PROBLEM TO SOLVE → Images are not part of the copy; transcribe all the data exactly.

Saved entries
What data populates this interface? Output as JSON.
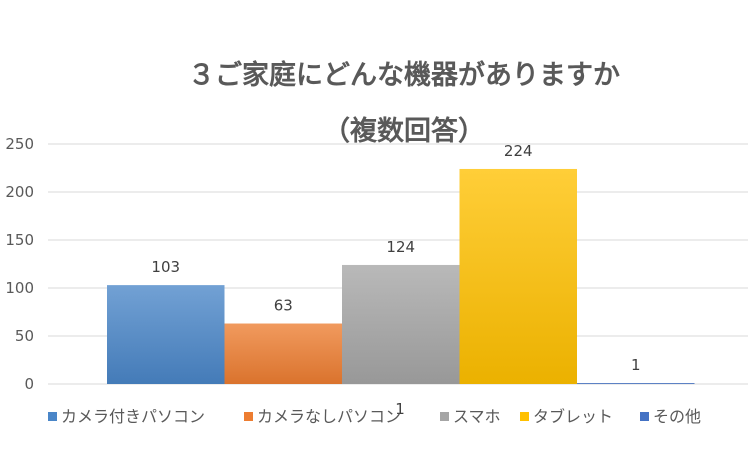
{
  "chart_data": {
    "type": "bar",
    "title": "３ご家庭にどんな機器がありますか",
    "subtitle": "（複数回答）",
    "xlabel": "",
    "ylabel": "",
    "ylim": [
      0,
      250
    ],
    "yticks": [
      0,
      50,
      100,
      150,
      200,
      250
    ],
    "yticks_text": [
      "0",
      "50",
      "100",
      "150",
      "200",
      "250"
    ],
    "grid": true,
    "legend_position": "bottom",
    "stray_label": "1",
    "series": [
      {
        "name": "カメラ付きパソコン",
        "values": [
          103
        ],
        "label": "103",
        "color": "#4a86c8"
      },
      {
        "name": "カメラなしパソコン",
        "values": [
          63
        ],
        "label": "63",
        "color": "#ed7d31"
      },
      {
        "name": "スマホ",
        "values": [
          124
        ],
        "label": "124",
        "color": "#a5a5a5"
      },
      {
        "name": "タブレット",
        "values": [
          224
        ],
        "label": "224",
        "color": "#ffc000"
      },
      {
        "name": "その他",
        "values": [
          1
        ],
        "label": "1",
        "color": "#4472c4"
      }
    ]
  }
}
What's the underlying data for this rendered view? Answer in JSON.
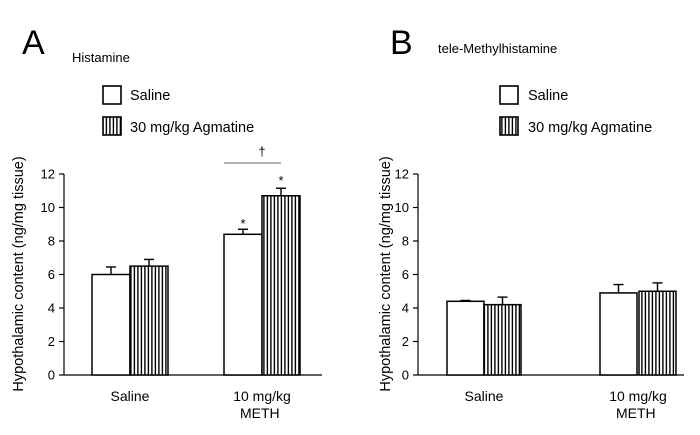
{
  "colors": {
    "axis": "#000000",
    "bar_fill": "#ffffff",
    "hatch": "#000000",
    "significance_line": "#888888"
  },
  "legend": {
    "saline_label": "Saline",
    "agmatine_label": "30 mg/kg  Agmatine"
  },
  "chart_data": [
    {
      "type": "bar",
      "panel_letter": "A",
      "title": "Histamine",
      "ylabel": "Hypothalamic content (ng/mg tissue)",
      "ylim": [
        0,
        12
      ],
      "yticks": [
        "0",
        "2",
        "4",
        "6",
        "8",
        "10",
        "12"
      ],
      "categories": [
        [
          "Saline"
        ],
        [
          "10 mg/kg",
          "METH"
        ]
      ],
      "series": [
        {
          "name": "Saline",
          "pattern": "open",
          "values": [
            6.0,
            8.4
          ],
          "errors": [
            0.45,
            0.3
          ]
        },
        {
          "name": "30 mg/kg  Agmatine",
          "pattern": "vertical-stripes",
          "values": [
            6.5,
            10.7
          ],
          "errors": [
            0.4,
            0.45
          ]
        }
      ],
      "annotations": {
        "asterisk": "*",
        "dagger": "†"
      }
    },
    {
      "type": "bar",
      "panel_letter": "B",
      "title": "tele-Methylhistamine",
      "ylabel": "Hypothalamic content (ng/mg tissue)",
      "ylim": [
        0,
        12
      ],
      "yticks": [
        "0",
        "2",
        "4",
        "6",
        "8",
        "10",
        "12"
      ],
      "categories": [
        [
          "Saline"
        ],
        [
          "10 mg/kg",
          "METH"
        ]
      ],
      "series": [
        {
          "name": "Saline",
          "pattern": "open",
          "values": [
            4.4,
            4.9
          ],
          "errors": [
            0.05,
            0.5
          ]
        },
        {
          "name": "30 mg/kg  Agmatine",
          "pattern": "vertical-stripes",
          "values": [
            4.2,
            5.0
          ],
          "errors": [
            0.45,
            0.5
          ]
        }
      ]
    }
  ]
}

WORKED SOLUTION →
What data populates this interface? Output as JSON.
{
  "chart_data": {
    "type": "bar",
    "title": "３ご家庭にどんな機器がありますか",
    "subtitle": "（複数回答）",
    "xlabel": "",
    "ylabel": "",
    "ylim": [
      0,
      250
    ],
    "yticks": [
      0,
      50,
      100,
      150,
      200,
      250
    ],
    "yticks_text": [
      "0",
      "50",
      "100",
      "150",
      "200",
      "250"
    ],
    "grid": true,
    "legend_position": "bottom",
    "stray_label": "1",
    "series": [
      {
        "name": "カメラ付きパソコン",
        "values": [
          103
        ],
        "label": "103",
        "color": "#4a86c8"
      },
      {
        "name": "カメラなしパソコン",
        "values": [
          63
        ],
        "label": "63",
        "color": "#ed7d31"
      },
      {
        "name": "スマホ",
        "values": [
          124
        ],
        "label": "124",
        "color": "#a5a5a5"
      },
      {
        "name": "タブレット",
        "values": [
          224
        ],
        "label": "224",
        "color": "#ffc000"
      },
      {
        "name": "その他",
        "values": [
          1
        ],
        "label": "1",
        "color": "#4472c4"
      }
    ]
  }
}
What's the underlying data for this rendered view? Answer in JSON.
{
  "colors": {
    "axis": "#000000",
    "bar_fill": "#ffffff",
    "hatch": "#000000",
    "significance_line": "#888888"
  },
  "legend": {
    "saline_label": "Saline",
    "agmatine_label": "30 mg/kg  Agmatine"
  },
  "chart_data": [
    {
      "type": "bar",
      "panel_letter": "A",
      "title": "Histamine",
      "ylabel": "Hypothalamic content (ng/mg tissue)",
      "ylim": [
        0,
        12
      ],
      "yticks": [
        "0",
        "2",
        "4",
        "6",
        "8",
        "10",
        "12"
      ],
      "categories": [
        [
          "Saline"
        ],
        [
          "10 mg/kg",
          "METH"
        ]
      ],
      "series": [
        {
          "name": "Saline",
          "pattern": "open",
          "values": [
            6.0,
            8.4
          ],
          "errors": [
            0.45,
            0.3
          ]
        },
        {
          "name": "30 mg/kg  Agmatine",
          "pattern": "vertical-stripes",
          "values": [
            6.5,
            10.7
          ],
          "errors": [
            0.4,
            0.45
          ]
        }
      ],
      "annotations": {
        "asterisk": "*",
        "dagger": "†"
      }
    },
    {
      "type": "bar",
      "panel_letter": "B",
      "title": "tele-Methylhistamine",
      "ylabel": "Hypothalamic content (ng/mg tissue)",
      "ylim": [
        0,
        12
      ],
      "yticks": [
        "0",
        "2",
        "4",
        "6",
        "8",
        "10",
        "12"
      ],
      "categories": [
        [
          "Saline"
        ],
        [
          "10 mg/kg",
          "METH"
        ]
      ],
      "series": [
        {
          "name": "Saline",
          "pattern": "open",
          "values": [
            4.4,
            4.9
          ],
          "errors": [
            0.05,
            0.5
          ]
        },
        {
          "name": "30 mg/kg  Agmatine",
          "pattern": "vertical-stripes",
          "values": [
            4.2,
            5.0
          ],
          "errors": [
            0.45,
            0.5
          ]
        }
      ]
    }
  ]
}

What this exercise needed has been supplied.